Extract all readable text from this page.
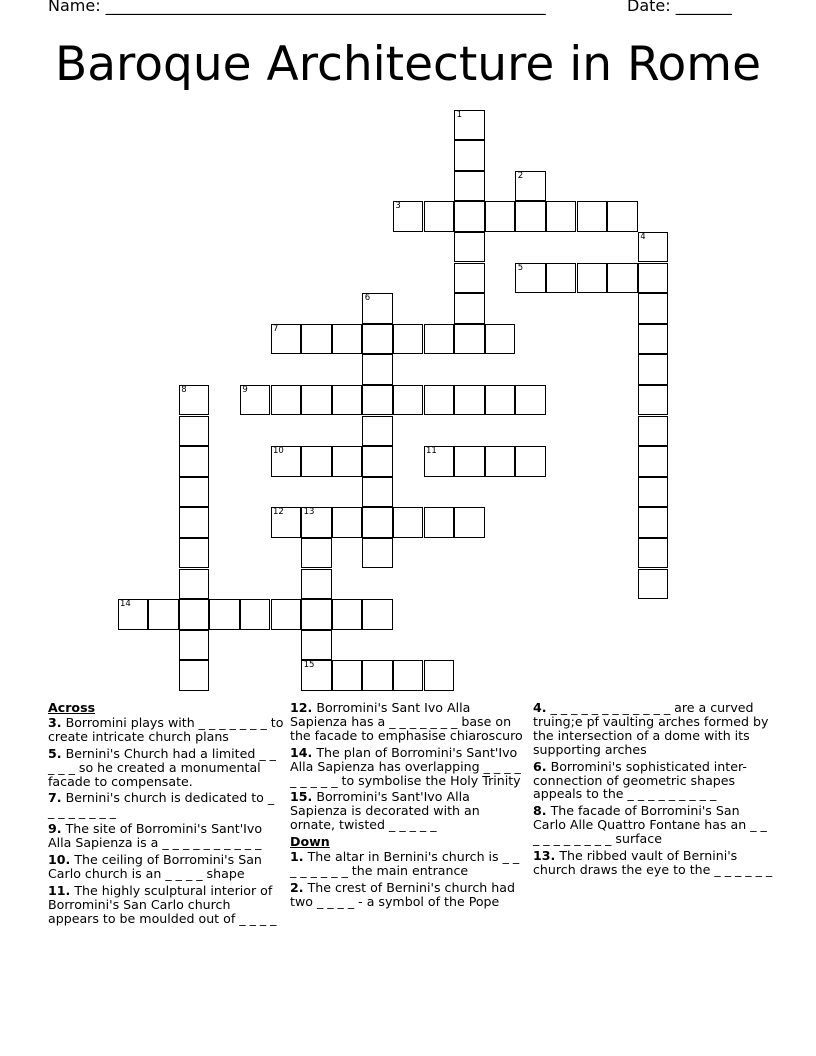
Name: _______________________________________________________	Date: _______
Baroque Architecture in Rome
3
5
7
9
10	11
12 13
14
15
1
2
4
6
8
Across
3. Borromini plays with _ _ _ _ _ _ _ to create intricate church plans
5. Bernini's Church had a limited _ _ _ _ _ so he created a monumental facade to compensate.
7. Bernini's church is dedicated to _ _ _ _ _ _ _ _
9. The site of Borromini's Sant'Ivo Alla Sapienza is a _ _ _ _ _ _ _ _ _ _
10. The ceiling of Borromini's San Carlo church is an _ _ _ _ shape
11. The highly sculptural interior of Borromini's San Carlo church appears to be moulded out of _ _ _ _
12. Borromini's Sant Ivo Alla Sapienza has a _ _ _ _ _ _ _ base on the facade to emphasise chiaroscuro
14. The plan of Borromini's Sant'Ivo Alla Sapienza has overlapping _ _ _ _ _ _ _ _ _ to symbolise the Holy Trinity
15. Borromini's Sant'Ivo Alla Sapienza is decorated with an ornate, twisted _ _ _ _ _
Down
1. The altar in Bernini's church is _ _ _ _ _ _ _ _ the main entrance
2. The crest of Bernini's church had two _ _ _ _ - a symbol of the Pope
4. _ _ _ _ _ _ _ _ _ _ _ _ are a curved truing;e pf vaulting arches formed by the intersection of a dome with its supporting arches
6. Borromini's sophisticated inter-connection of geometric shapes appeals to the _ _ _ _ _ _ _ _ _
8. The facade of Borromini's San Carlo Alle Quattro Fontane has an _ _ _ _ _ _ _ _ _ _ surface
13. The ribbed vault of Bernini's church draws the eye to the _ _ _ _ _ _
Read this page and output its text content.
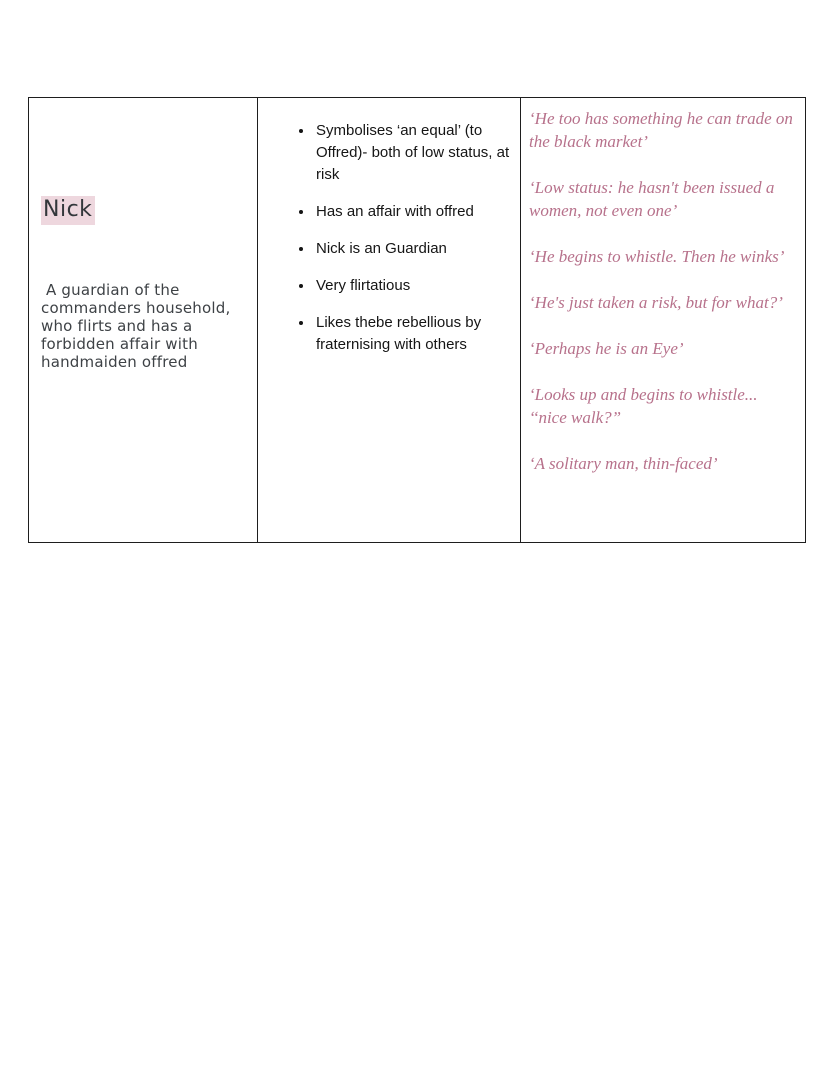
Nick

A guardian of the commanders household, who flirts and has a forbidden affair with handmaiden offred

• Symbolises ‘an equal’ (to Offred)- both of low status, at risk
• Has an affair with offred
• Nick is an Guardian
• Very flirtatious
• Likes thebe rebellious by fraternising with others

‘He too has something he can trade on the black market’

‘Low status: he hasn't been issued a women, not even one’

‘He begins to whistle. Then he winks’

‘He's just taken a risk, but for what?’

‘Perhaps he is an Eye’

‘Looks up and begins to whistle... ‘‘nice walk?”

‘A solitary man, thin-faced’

################

**Problem to solve**
Show each line in the entries that holds the string "Carlo".

**Response**
10. The ceiling of Borromini's San Carlo church is an _ _ _ _ shape
11. The highly sculptural interior of Borromini's San Carlo church appears to be moulded out of _ _ _ _
8. The facade of Borromini's San Carlo Alle Quattro Fontane has an _ _ _ _ _ _ _ _ _ _ surface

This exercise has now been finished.